- _SHORT EXERCISE_:
Extract all lines containing "color".

- _INFORMATION SHOWN_:

-*-*-

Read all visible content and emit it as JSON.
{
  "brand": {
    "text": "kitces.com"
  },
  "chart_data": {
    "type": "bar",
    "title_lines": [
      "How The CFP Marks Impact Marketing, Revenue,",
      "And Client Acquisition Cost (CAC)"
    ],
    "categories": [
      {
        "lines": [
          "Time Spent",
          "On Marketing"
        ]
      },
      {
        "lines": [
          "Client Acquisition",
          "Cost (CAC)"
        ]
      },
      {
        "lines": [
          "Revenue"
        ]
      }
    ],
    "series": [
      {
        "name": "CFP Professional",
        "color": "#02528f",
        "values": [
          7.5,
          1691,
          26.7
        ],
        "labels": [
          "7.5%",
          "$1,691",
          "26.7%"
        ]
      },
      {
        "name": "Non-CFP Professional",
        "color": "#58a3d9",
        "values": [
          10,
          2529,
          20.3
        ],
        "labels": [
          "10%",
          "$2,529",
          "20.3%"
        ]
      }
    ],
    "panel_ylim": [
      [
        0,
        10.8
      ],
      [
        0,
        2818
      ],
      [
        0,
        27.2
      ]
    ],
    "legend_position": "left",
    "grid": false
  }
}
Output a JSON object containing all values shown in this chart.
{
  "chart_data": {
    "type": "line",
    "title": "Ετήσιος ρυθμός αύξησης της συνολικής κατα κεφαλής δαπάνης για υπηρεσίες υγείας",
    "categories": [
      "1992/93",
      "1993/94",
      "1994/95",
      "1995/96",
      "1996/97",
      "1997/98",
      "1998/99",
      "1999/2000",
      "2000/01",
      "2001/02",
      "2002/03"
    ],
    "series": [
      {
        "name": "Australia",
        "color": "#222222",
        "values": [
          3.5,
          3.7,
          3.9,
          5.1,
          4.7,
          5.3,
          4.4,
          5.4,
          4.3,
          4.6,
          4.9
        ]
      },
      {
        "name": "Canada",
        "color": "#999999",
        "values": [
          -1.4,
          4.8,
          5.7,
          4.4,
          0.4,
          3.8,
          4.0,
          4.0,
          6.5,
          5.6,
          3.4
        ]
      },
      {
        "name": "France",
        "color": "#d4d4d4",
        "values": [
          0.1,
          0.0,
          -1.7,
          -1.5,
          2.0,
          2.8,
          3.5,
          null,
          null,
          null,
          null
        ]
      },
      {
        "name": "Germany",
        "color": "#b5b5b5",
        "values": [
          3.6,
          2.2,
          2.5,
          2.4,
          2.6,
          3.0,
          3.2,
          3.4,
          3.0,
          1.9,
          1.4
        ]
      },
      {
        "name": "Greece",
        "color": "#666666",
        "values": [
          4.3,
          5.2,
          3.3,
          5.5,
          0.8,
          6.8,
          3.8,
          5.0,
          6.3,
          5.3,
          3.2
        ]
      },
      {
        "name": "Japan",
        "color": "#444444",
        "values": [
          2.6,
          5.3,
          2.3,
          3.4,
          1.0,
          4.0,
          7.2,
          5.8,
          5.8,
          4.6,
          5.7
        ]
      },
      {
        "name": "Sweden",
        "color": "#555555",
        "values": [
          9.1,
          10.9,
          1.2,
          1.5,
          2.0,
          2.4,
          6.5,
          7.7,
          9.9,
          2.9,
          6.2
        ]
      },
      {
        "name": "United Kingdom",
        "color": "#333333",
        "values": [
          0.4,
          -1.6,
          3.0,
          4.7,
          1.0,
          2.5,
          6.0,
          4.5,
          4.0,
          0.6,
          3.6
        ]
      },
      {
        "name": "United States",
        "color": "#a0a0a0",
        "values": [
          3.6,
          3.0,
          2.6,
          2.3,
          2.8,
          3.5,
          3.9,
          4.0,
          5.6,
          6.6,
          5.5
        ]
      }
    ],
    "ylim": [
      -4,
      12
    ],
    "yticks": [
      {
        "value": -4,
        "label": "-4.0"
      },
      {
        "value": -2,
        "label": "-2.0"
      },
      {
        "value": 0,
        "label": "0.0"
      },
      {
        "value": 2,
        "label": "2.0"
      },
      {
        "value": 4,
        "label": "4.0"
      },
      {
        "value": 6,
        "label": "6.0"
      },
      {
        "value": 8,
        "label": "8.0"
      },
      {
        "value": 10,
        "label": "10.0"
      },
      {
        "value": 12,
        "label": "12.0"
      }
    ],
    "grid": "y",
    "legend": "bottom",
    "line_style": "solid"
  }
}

-*-*-

- _RESULT OF THIS EXERCISE_:
        "color": "#02528f",
        "color": "#58a3d9",
        "color": "#222222",
        "color": "#999999",
        "color": "#d4d4d4",
        "color": "#b5b5b5",
        "color": "#666666",
        "color": "#444444",
        "color": "#555555",
        "color": "#333333",
        "color": "#a0a0a0",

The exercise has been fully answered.